=== Data lines ===
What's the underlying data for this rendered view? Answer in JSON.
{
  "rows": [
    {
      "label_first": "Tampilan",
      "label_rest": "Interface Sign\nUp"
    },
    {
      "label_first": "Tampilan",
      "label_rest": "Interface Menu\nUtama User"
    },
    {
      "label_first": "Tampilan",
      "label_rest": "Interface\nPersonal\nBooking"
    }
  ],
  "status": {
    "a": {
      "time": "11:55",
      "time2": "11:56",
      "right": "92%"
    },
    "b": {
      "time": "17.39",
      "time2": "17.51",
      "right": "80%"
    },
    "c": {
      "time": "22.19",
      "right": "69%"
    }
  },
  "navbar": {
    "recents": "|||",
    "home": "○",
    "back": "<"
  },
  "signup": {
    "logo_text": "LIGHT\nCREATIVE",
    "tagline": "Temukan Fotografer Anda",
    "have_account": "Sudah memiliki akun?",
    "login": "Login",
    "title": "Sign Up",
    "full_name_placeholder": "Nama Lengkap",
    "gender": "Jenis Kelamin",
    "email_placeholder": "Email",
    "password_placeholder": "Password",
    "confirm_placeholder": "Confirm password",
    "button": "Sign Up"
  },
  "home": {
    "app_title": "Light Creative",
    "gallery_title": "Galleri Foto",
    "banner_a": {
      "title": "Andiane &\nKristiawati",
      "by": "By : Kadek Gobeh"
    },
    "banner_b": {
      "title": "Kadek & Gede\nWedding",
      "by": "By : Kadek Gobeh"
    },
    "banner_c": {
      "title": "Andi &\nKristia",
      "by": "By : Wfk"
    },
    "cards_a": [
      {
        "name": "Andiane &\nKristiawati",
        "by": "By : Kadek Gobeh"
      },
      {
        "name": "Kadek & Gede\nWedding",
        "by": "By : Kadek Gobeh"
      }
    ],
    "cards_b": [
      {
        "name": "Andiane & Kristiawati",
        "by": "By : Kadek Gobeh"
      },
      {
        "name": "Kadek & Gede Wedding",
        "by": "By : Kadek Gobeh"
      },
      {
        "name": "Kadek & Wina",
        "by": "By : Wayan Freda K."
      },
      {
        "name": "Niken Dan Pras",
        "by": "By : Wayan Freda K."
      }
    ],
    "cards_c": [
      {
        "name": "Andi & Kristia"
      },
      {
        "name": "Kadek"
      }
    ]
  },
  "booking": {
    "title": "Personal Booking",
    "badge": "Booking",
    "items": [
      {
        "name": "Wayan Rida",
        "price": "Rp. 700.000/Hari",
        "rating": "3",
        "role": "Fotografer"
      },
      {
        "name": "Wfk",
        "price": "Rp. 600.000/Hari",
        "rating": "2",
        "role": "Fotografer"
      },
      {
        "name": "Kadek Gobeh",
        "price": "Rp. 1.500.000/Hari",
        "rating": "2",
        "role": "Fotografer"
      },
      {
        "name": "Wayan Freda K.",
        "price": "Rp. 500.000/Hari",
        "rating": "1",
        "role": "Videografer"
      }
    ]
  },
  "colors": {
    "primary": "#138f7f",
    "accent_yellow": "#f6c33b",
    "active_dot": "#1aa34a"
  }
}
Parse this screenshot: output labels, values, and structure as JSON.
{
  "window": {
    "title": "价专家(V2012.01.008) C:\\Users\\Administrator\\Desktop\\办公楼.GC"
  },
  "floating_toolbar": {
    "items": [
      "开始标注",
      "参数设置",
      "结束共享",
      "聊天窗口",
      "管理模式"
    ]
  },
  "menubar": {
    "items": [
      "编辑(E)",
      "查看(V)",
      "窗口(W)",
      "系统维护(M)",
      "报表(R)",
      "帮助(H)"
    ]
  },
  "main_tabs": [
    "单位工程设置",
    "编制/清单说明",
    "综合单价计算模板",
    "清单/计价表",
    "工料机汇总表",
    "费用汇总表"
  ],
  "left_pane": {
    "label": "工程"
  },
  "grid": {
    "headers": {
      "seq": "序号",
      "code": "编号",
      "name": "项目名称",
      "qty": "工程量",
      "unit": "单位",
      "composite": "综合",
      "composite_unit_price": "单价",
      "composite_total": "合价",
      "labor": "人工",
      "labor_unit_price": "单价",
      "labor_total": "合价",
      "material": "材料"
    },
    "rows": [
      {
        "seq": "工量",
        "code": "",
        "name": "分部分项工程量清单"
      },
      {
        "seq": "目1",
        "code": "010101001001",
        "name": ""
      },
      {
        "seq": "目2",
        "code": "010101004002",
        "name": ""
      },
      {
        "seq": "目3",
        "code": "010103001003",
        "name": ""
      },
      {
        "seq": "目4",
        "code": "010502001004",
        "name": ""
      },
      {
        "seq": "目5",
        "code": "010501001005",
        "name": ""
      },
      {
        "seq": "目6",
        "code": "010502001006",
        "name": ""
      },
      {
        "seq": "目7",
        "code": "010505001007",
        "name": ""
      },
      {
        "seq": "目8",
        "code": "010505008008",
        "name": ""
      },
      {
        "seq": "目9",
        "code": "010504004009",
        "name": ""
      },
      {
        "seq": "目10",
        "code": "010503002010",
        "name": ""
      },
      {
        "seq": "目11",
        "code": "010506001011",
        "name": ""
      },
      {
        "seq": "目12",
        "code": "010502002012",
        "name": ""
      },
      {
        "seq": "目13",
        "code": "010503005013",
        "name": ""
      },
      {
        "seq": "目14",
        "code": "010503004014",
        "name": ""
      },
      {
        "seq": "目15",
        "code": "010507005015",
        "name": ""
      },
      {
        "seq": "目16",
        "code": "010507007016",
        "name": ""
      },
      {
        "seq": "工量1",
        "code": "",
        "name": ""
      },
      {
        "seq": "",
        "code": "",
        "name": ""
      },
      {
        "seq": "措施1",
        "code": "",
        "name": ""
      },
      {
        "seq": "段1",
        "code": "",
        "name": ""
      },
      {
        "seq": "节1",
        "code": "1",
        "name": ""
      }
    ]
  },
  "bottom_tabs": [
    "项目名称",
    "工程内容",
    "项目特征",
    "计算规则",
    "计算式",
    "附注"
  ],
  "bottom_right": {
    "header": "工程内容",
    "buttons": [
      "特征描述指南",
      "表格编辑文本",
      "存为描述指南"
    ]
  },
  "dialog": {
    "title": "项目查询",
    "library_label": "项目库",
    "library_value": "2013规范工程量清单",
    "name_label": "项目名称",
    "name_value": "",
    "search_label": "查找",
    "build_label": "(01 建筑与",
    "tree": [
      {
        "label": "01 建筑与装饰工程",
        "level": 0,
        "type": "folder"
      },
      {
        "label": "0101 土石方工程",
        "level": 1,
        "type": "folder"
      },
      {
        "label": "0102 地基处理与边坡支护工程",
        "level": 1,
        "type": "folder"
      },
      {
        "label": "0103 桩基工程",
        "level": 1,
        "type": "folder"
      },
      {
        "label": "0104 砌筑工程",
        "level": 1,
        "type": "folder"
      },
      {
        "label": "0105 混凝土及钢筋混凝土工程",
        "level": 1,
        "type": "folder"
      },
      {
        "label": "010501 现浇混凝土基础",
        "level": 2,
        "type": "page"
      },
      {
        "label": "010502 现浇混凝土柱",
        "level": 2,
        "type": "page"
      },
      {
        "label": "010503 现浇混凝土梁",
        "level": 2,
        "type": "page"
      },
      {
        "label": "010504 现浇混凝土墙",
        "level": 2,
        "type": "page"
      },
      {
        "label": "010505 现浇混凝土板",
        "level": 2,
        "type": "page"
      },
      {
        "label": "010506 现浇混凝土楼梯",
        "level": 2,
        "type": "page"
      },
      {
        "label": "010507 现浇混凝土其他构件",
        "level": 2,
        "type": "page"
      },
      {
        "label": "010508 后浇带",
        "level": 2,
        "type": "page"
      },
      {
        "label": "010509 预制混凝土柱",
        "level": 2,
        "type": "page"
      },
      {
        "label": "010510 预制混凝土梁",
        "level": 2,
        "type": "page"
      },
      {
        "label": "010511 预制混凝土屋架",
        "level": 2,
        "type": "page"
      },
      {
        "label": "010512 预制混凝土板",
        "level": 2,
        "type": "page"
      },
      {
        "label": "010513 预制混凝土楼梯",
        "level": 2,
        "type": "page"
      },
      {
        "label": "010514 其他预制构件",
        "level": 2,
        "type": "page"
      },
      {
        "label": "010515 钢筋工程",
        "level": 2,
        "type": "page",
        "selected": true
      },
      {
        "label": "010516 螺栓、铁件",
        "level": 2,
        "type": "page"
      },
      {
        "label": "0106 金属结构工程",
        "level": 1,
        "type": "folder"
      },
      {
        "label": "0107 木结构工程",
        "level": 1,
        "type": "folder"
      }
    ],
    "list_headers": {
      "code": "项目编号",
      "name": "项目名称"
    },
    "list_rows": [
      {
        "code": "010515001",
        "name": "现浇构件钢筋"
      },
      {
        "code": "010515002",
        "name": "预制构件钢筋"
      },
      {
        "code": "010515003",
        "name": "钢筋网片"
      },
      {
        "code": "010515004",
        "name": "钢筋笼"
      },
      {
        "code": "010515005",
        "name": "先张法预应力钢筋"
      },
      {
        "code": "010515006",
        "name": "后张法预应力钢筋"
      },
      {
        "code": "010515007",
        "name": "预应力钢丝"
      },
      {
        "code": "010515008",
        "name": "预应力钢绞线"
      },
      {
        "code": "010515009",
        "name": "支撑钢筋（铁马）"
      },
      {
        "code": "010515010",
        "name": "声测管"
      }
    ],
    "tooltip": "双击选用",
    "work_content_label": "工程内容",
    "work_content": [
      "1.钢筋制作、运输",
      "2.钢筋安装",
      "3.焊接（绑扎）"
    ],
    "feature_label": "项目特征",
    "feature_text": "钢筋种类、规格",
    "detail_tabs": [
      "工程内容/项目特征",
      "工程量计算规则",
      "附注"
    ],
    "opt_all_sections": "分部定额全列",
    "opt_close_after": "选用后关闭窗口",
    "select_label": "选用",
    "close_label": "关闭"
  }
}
===
# Given task
Select from the material above each line in which the string "Andiane" appears, and list those lines.

# Right answer
      "title": "Andiane &\nKristiawati",
        "name": "Andiane &\nKristiawati",
        "name": "Andiane & Kristiawati",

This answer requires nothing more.